■ **THE REQUEST**
Where the data below has the string "text", return the whole line.

====================

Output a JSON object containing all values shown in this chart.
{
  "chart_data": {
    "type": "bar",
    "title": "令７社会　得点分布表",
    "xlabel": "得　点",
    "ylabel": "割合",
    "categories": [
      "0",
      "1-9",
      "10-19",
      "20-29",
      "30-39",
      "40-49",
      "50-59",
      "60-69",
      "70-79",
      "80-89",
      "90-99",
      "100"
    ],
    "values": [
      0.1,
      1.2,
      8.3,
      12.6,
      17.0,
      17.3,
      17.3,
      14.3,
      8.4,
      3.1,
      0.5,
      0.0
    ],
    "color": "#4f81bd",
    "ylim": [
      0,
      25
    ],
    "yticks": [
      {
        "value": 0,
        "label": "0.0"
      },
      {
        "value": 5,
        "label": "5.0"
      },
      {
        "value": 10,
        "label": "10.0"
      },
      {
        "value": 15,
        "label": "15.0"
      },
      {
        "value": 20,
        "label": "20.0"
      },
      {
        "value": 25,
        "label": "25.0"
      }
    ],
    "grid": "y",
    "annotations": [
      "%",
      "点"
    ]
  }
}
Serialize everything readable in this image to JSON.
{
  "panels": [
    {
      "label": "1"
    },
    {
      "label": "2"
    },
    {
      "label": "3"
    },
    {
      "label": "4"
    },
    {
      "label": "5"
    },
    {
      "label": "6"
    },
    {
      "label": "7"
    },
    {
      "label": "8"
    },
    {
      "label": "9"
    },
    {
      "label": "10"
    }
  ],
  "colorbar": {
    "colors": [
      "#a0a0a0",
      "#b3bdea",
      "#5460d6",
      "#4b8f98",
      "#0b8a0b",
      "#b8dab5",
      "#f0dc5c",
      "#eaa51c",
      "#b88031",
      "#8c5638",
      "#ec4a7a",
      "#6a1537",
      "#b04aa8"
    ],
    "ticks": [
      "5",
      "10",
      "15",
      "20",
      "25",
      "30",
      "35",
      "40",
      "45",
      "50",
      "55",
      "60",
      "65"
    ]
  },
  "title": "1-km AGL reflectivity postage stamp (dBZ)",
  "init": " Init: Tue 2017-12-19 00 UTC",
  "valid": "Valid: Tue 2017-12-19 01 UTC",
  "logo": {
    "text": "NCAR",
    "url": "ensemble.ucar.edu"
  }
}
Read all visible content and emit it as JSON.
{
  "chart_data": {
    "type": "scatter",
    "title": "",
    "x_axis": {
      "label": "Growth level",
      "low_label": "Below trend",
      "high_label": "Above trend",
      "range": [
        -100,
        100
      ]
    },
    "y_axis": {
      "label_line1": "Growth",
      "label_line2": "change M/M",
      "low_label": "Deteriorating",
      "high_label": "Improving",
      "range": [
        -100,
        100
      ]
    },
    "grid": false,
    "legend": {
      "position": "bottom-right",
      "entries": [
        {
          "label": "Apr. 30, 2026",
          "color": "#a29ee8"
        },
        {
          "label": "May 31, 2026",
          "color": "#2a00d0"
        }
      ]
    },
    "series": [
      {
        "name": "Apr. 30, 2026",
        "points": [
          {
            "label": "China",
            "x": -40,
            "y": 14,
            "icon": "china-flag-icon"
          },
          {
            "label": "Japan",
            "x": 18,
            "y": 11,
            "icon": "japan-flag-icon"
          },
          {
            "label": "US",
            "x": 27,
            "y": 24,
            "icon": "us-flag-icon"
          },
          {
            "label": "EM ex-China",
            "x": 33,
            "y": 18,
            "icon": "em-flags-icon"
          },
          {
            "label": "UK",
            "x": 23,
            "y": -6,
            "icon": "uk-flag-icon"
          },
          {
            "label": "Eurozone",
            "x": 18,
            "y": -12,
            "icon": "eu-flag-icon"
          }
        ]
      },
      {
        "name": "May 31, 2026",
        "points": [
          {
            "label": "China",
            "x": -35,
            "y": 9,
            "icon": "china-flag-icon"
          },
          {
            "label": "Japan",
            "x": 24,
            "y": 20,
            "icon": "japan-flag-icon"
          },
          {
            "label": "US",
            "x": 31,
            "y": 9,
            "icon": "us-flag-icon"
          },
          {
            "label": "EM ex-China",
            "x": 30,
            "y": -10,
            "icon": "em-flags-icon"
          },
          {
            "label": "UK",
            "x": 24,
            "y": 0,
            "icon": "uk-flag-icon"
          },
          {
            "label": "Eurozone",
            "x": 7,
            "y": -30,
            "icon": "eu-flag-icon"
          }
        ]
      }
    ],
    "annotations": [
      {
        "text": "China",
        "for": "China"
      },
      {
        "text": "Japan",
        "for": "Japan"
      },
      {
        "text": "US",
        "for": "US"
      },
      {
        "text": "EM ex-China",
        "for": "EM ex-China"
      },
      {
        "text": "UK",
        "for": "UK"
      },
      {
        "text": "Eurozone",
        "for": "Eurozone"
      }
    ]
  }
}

====================

■ **RESULT BELOW**
    "text": "NCAR",
        "text": "China",
        "text": "Japan",
        "text": "US",
        "text": "EM ex-China",
        "text": "UK",
        "text": "Eurozone",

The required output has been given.